━━ Records for this exercise ━━

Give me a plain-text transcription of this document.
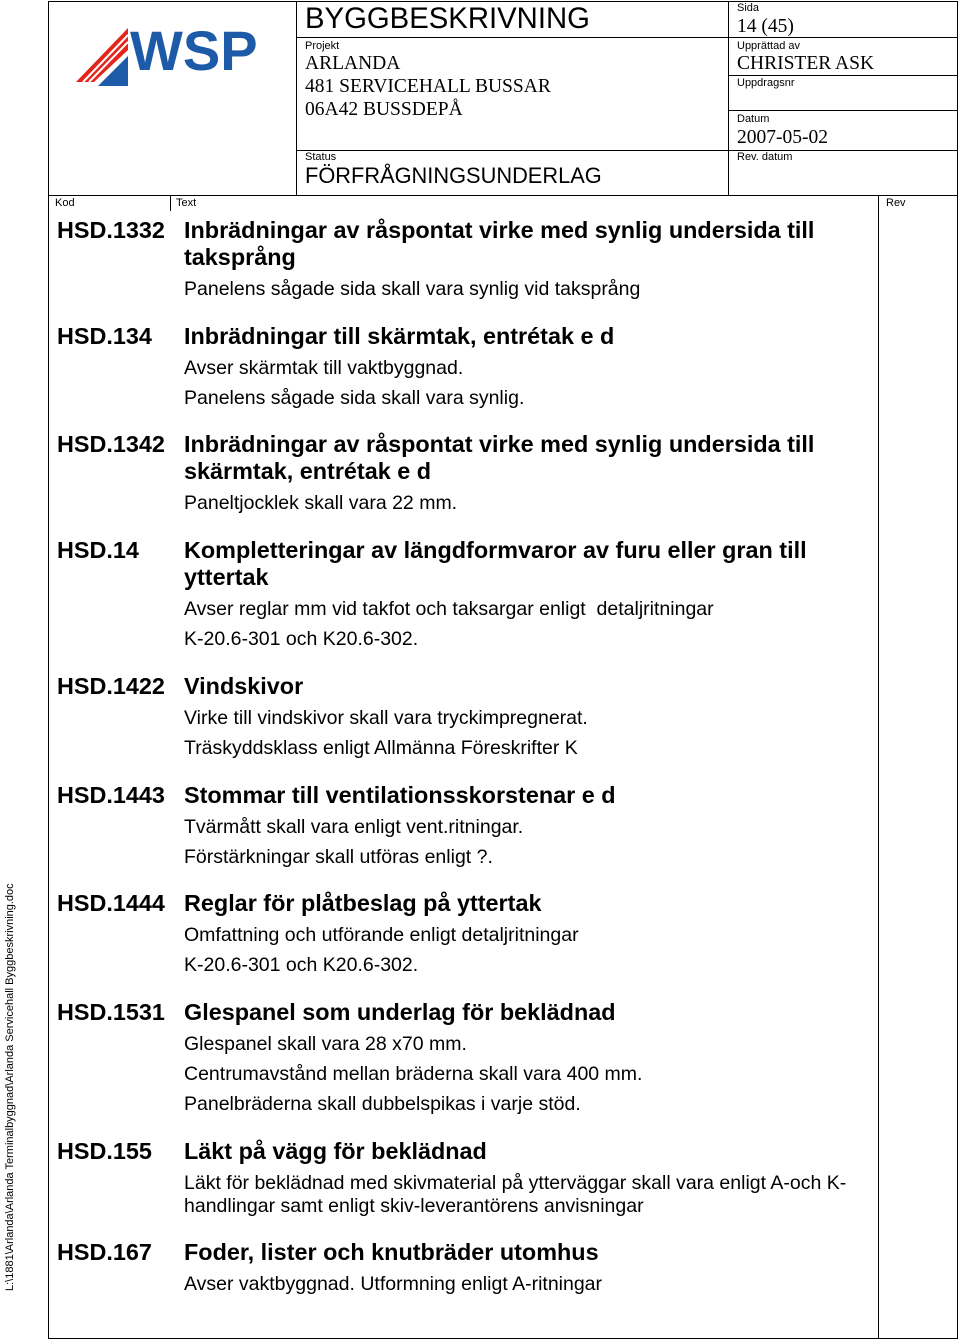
WSP
BYGGBESKRIVNING
Projekt
ARLANDA
481 SERVICEHALL BUSSAR
06A42 BUSSDEPÅ
Status
FÖRFRÅGNINGSUNDERLAG
Sida
14 (45)
Upprättad av
CHRISTER ASK
Uppdragsnr
Datum
2007-05-02
Rev. datum
Kod	Text	Rev
HSD.1332 Inbrädningar av råspontat virke med synlig undersida till
taksprång

Panelens sågade sida skall vara synlig vid taksprång

HSD.134 Inbrädningar till skärmtak, entrétak e d

Avser skärmtak till vaktbyggnad.

Panelens sågade sida skall vara synlig.

HSD.1342 Inbrädningar av råspontat virke med synlig undersida till
skärmtak, entrétak e d

Paneltjocklek skall vara 22 mm.

HSD.14 Kompletteringar av längdformvaror av furu eller gran till
yttertak

Avser reglar mm vid takfot och taksargar enligt  detaljritningar

K-20.6-301 och K20.6-302.

HSD.1422 Vindskivor

Virke till vindskivor skall vara tryckimpregnerat.

Träskyddsklass enligt Allmänna Föreskrifter K

HSD.1443 Stommar till ventilationsskorstenar e d

Tvärmått skall vara enligt vent.ritningar.

Förstärkningar skall utföras enligt ?.

HSD.1444 Reglar för plåtbeslag på yttertak

Omfattning och utförande enligt detaljritningar

K-20.6-301 och K20.6-302.

HSD.1531 Glespanel som underlag för beklädnad

Glespanel skall vara 28 x70 mm.

Centrumavstånd mellan bräderna skall vara 400 mm.

Panelbräderna skall dubbelspikas i varje stöd.

HSD.155 Läkt på vägg för beklädnad

Läkt för beklädnad med skivmaterial på ytterväggar skall vara enligt A-och K-
handlingar samt enligt skiv-leverantörens anvisningar

HSD.167 Foder, lister och knutbräder utomhus

Avser vaktbyggnad. Utformning enligt A-ritningar

L:\1881\Arlanda\Arlanda Terminalbyggnad\Arlanda Servicehall Byggbeskrivning.doc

━━━

## Stated goal:
Where a line of the records above holds the word "yttertak", copy that line.

## Solution:
yttertak
HSD.1444 Reglar för plåtbeslag på yttertak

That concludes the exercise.